• **Requirement**
Print out each entry below exactly, please.

• **Given records**
Begin

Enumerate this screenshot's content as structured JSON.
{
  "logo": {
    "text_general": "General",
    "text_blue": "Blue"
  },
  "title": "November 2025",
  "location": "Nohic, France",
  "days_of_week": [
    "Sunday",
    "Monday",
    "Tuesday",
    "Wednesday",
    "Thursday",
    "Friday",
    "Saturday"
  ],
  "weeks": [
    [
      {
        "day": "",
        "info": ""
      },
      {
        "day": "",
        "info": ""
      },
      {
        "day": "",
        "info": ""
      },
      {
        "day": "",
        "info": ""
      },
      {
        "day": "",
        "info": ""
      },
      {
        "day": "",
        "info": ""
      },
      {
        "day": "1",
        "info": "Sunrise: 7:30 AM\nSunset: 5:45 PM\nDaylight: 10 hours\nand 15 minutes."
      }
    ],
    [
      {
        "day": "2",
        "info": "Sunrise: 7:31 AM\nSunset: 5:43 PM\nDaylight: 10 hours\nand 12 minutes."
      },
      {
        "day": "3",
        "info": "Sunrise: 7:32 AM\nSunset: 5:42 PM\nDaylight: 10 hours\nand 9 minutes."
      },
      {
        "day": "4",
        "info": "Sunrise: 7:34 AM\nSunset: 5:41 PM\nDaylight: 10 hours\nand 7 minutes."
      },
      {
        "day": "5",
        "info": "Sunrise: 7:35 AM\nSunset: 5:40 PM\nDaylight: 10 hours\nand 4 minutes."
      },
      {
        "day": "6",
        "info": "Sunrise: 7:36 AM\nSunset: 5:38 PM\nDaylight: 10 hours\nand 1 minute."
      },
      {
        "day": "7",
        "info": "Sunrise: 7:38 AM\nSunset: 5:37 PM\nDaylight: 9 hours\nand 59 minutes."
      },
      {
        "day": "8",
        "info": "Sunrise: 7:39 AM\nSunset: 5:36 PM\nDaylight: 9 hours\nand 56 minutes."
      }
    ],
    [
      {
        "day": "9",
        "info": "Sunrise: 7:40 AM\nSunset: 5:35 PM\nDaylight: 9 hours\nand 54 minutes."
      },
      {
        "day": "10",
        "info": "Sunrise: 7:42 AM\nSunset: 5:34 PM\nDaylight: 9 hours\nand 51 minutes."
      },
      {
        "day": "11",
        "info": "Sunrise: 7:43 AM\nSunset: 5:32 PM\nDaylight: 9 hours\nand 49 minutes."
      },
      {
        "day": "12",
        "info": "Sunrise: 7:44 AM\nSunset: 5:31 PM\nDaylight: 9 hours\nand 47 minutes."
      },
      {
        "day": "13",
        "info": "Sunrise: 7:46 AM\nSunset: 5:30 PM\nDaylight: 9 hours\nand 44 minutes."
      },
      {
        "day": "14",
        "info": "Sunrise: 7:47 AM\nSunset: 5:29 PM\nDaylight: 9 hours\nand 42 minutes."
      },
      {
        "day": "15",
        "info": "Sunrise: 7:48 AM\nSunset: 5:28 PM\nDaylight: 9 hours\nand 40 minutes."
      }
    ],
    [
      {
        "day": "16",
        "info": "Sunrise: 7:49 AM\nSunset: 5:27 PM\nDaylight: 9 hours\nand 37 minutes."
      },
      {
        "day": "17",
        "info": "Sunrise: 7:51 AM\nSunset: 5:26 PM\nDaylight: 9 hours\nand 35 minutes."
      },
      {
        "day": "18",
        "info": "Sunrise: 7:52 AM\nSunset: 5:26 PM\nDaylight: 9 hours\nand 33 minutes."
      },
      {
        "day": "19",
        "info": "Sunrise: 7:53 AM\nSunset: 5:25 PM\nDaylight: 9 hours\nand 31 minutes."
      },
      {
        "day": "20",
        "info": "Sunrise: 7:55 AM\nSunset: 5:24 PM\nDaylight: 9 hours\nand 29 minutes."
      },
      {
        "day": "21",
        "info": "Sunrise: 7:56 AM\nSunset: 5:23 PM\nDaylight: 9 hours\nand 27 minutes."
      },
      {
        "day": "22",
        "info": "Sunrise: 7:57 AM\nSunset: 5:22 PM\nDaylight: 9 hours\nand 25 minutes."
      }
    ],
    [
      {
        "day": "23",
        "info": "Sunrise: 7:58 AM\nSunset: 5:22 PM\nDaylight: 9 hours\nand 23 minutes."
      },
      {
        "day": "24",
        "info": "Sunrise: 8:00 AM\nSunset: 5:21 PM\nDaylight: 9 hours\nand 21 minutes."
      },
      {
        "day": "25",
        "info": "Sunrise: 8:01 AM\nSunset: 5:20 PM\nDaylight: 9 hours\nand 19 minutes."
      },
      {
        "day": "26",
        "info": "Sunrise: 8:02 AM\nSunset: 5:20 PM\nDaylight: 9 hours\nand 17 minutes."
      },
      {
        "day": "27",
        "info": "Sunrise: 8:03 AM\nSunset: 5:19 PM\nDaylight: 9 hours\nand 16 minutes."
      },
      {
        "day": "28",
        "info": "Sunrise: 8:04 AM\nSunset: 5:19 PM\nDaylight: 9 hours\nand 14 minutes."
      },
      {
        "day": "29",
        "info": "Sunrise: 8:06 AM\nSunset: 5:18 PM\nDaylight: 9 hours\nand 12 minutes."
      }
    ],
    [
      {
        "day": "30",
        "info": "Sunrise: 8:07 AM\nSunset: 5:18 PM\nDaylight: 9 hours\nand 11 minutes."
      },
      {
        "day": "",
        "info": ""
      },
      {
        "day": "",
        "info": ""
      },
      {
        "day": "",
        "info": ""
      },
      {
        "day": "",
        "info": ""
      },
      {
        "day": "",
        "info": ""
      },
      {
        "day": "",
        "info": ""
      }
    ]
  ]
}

End

• **Response to the exercise**
Enumerate this screenshot's content as structured JSON.
{
  "logo": {
    "text_general": "General",
    "text_blue": "Blue"
  },
  "title": "November 2025",
  "location": "Nohic, France",
  "days_of_week": [
    "Sunday",
    "Monday",
    "Tuesday",
    "Wednesday",
    "Thursday",
    "Friday",
    "Saturday"
  ],
  "weeks": [
    [
      {
        "day": "",
        "info": ""
      },
      {
        "day": "",
        "info": ""
      },
      {
        "day": "",
        "info": ""
      },
      {
        "day": "",
        "info": ""
      },
      {
        "day": "",
        "info": ""
      },
      {
        "day": "",
        "info": ""
      },
      {
        "day": "1",
        "info": "Sunrise: 7:30 AM\nSunset: 5:45 PM\nDaylight: 10 hours\nand 15 minutes."
      }
    ],
    [
      {
        "day": "2",
        "info": "Sunrise: 7:31 AM\nSunset: 5:43 PM\nDaylight: 10 hours\nand 12 minutes."
      },
      {
        "day": "3",
        "info": "Sunrise: 7:32 AM\nSunset: 5:42 PM\nDaylight: 10 hours\nand 9 minutes."
      },
      {
        "day": "4",
        "info": "Sunrise: 7:34 AM\nSunset: 5:41 PM\nDaylight: 10 hours\nand 7 minutes."
      },
      {
        "day": "5",
        "info": "Sunrise: 7:35 AM\nSunset: 5:40 PM\nDaylight: 10 hours\nand 4 minutes."
      },
      {
        "day": "6",
        "info": "Sunrise: 7:36 AM\nSunset: 5:38 PM\nDaylight: 10 hours\nand 1 minute."
      },
      {
        "day": "7",
        "info": "Sunrise: 7:38 AM\nSunset: 5:37 PM\nDaylight: 9 hours\nand 59 minutes."
      },
      {
        "day": "8",
        "info": "Sunrise: 7:39 AM\nSunset: 5:36 PM\nDaylight: 9 hours\nand 56 minutes."
      }
    ],
    [
      {
        "day": "9",
        "info": "Sunrise: 7:40 AM\nSunset: 5:35 PM\nDaylight: 9 hours\nand 54 minutes."
      },
      {
        "day": "10",
        "info": "Sunrise: 7:42 AM\nSunset: 5:34 PM\nDaylight: 9 hours\nand 51 minutes."
      },
      {
        "day": "11",
        "info": "Sunrise: 7:43 AM\nSunset: 5:32 PM\nDaylight: 9 hours\nand 49 minutes."
      },
      {
        "day": "12",
        "info": "Sunrise: 7:44 AM\nSunset: 5:31 PM\nDaylight: 9 hours\nand 47 minutes."
      },
      {
        "day": "13",
        "info": "Sunrise: 7:46 AM\nSunset: 5:30 PM\nDaylight: 9 hours\nand 44 minutes."
      },
      {
        "day": "14",
        "info": "Sunrise: 7:47 AM\nSunset: 5:29 PM\nDaylight: 9 hours\nand 42 minutes."
      },
      {
        "day": "15",
        "info": "Sunrise: 7:48 AM\nSunset: 5:28 PM\nDaylight: 9 hours\nand 40 minutes."
      }
    ],
    [
      {
        "day": "16",
        "info": "Sunrise: 7:49 AM\nSunset: 5:27 PM\nDaylight: 9 hours\nand 37 minutes."
      },
      {
        "day": "17",
        "info": "Sunrise: 7:51 AM\nSunset: 5:26 PM\nDaylight: 9 hours\nand 35 minutes."
      },
      {
        "day": "18",
        "info": "Sunrise: 7:52 AM\nSunset: 5:26 PM\nDaylight: 9 hours\nand 33 minutes."
      },
      {
        "day": "19",
        "info": "Sunrise: 7:53 AM\nSunset: 5:25 PM\nDaylight: 9 hours\nand 31 minutes."
      },
      {
        "day": "20",
        "info": "Sunrise: 7:55 AM\nSunset: 5:24 PM\nDaylight: 9 hours\nand 29 minutes."
      },
      {
        "day": "21",
        "info": "Sunrise: 7:56 AM\nSunset: 5:23 PM\nDaylight: 9 hours\nand 27 minutes."
      },
      {
        "day": "22",
        "info": "Sunrise: 7:57 AM\nSunset: 5:22 PM\nDaylight: 9 hours\nand 25 minutes."
      }
    ],
    [
      {
        "day": "23",
        "info": "Sunrise: 7:58 AM\nSunset: 5:22 PM\nDaylight: 9 hours\nand 23 minutes."
      },
      {
        "day": "24",
        "info": "Sunrise: 8:00 AM\nSunset: 5:21 PM\nDaylight: 9 hours\nand 21 minutes."
      },
      {
        "day": "25",
        "info": "Sunrise: 8:01 AM\nSunset: 5:20 PM\nDaylight: 9 hours\nand 19 minutes."
      },
      {
        "day": "26",
        "info": "Sunrise: 8:02 AM\nSunset: 5:20 PM\nDaylight: 9 hours\nand 17 minutes."
      },
      {
        "day": "27",
        "info": "Sunrise: 8:03 AM\nSunset: 5:19 PM\nDaylight: 9 hours\nand 16 minutes."
      },
      {
        "day": "28",
        "info": "Sunrise: 8:04 AM\nSunset: 5:19 PM\nDaylight: 9 hours\nand 14 minutes."
      },
      {
        "day": "29",
        "info": "Sunrise: 8:06 AM\nSunset: 5:18 PM\nDaylight: 9 hours\nand 12 minutes."
      }
    ],
    [
      {
        "day": "30",
        "info": "Sunrise: 8:07 AM\nSunset: 5:18 PM\nDaylight: 9 hours\nand 11 minutes."
      },
      {
        "day": "",
        "info": ""
      },
      {
        "day": "",
        "info": ""
      },
      {
        "day": "",
        "info": ""
      },
      {
        "day": "",
        "info": ""
      },
      {
        "day": "",
        "info": ""
      },
      {
        "day": "",
        "info": ""
      }
    ]
  ]
}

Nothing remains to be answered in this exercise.